Elaborated images as decolonial praxis

Among lens-based artists and educators, the generative potential of annotating photographs, especially in participatory contexts, is commonly understood. Responding to a lack of cohesive labelling and description of these practices in the literature, the authors identify them as elaborated images and categorise how the method operates. Elaborated images unsettle the authoritative perspective of the photographer, since, by layering their reactions directly atop the photograph, participants actively disrupt static notions of meaning. We argue that elaborated images as a visual method can enable researchers to emphasise polyphony, honour refusal, support truth-telling, contribute to the restoration of relationships, and imagine alternative futures. We draw on the participatory art practices of a growing number of social documentary photographers and consider what their approaches could bring to visual research.

Conference presentation

Jun. 1, 2025, 1.00pm - 2.30pm
Environmental Studies Association of Canada Conference, Congress 2025, George Brown College

Practicing attunement: creative methodologies for representational and environmental justice

In spring 2024, elevated levels of benzene in the air above Aamjiwnaang First Nation led the Anishinabek community to declare a state of emergency, renewing media attention. Images of warning signs and the offending industrial facility abounded. The focus on petrochemical infrastructure at the detriment of depictions of the community cements perceptions of the area as a pollution sink, obscuring its enduring role as a home. Given that the discursive erasure of Indigenous realities usher their material destruction, combatting exposure to environmental harms involves making visible and valuable what is at stakes: the lives, the ecosystem, and the kinship between the two. Or, put another way, care for representational justice is the antidote to an extractive scopic regime which depreciate certain lives in order to render them available for injury. With this in mind, in this paper, I explore the potential of creative methodologies that center attunement—understood as a deepened and intentional listening practice, one that is generous, grounded, relational, multisensorial, accountable and reflexive—to advance both representational and environmental justice.

Author Meets Critics Session: Danielle Taschereau Mamers’ Settler Colonial Ways of Seeing

Conference presentation

Jun. 4, 2025, 10.15am - 11.45am.

========

- [Activity] Continue the conference program text on photography and decolonial research from the point where it ends.

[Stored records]

========

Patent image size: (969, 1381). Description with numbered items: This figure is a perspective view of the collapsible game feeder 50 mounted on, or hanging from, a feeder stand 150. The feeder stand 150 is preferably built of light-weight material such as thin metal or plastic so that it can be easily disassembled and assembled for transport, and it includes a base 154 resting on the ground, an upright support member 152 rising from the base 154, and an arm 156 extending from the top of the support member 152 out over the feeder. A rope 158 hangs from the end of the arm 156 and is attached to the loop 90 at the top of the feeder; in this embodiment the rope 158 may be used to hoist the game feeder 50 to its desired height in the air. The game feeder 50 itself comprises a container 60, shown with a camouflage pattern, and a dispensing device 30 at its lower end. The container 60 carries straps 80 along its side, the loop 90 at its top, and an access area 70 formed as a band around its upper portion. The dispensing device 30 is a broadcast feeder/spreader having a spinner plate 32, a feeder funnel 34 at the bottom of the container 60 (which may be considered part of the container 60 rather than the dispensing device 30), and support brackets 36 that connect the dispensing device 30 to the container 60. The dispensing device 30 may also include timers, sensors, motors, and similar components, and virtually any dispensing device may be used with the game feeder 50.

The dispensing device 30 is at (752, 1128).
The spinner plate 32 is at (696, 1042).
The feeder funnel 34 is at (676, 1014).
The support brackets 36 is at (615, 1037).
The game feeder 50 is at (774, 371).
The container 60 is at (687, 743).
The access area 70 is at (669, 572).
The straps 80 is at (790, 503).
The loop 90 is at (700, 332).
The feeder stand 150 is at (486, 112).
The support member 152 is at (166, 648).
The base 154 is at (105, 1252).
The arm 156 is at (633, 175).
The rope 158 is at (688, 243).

========

- [Written answer]
Canadian Political Science Association Conference, Congress 2025, George Brown College.

With Danielle Taschereau-Mamers, Gerald McMaster, Mark Rifkin, Gabrielle Moser, Robert Jackson and Marta Bashovski

Settler Colonial Ways of Seeing asks how do bureaucratic documents create and reproduce a state’s capacity to see? What kinds of worlds do documents help create? Further, how might such documentary practices and settler colonial ways of seeing be refused? In this book, Danielle Taschereau Mamers investigates how the Canadian state has used documents, lists, and databases to generate, make visible—and invisible—Indigenous identity. With an archive of legislative documents, registration forms, identity cards, and reports, Taschereau Mamers traces the political and media history of Indian status in Canada, demonstrating how paperwork has been used by the state to materialize identity categories in the service of colonial governance. The book’s analysis of bureaucratic artifacts is led by the interventions of Indigenous artists, including Robert Houle, Nadia Myre, Cheryl L’Hirondelle, and Rebecca Belmore. Bringing together media theories of documentation and the strategies of these artists, Settler Colonial Ways of Seeing develops a method for identifying how bureaucratic documents mediate power relations as well as how those relations may be disobeyed and re-imagined. By integrating art-led inquiry with media theory and settler colonial studies approaches, Taschereau Mamers offers a political and media history of the documents that have reproduced Indian status. Most importantly, she provides an innovative guide for using art as a method of theorizing decolonial political relations.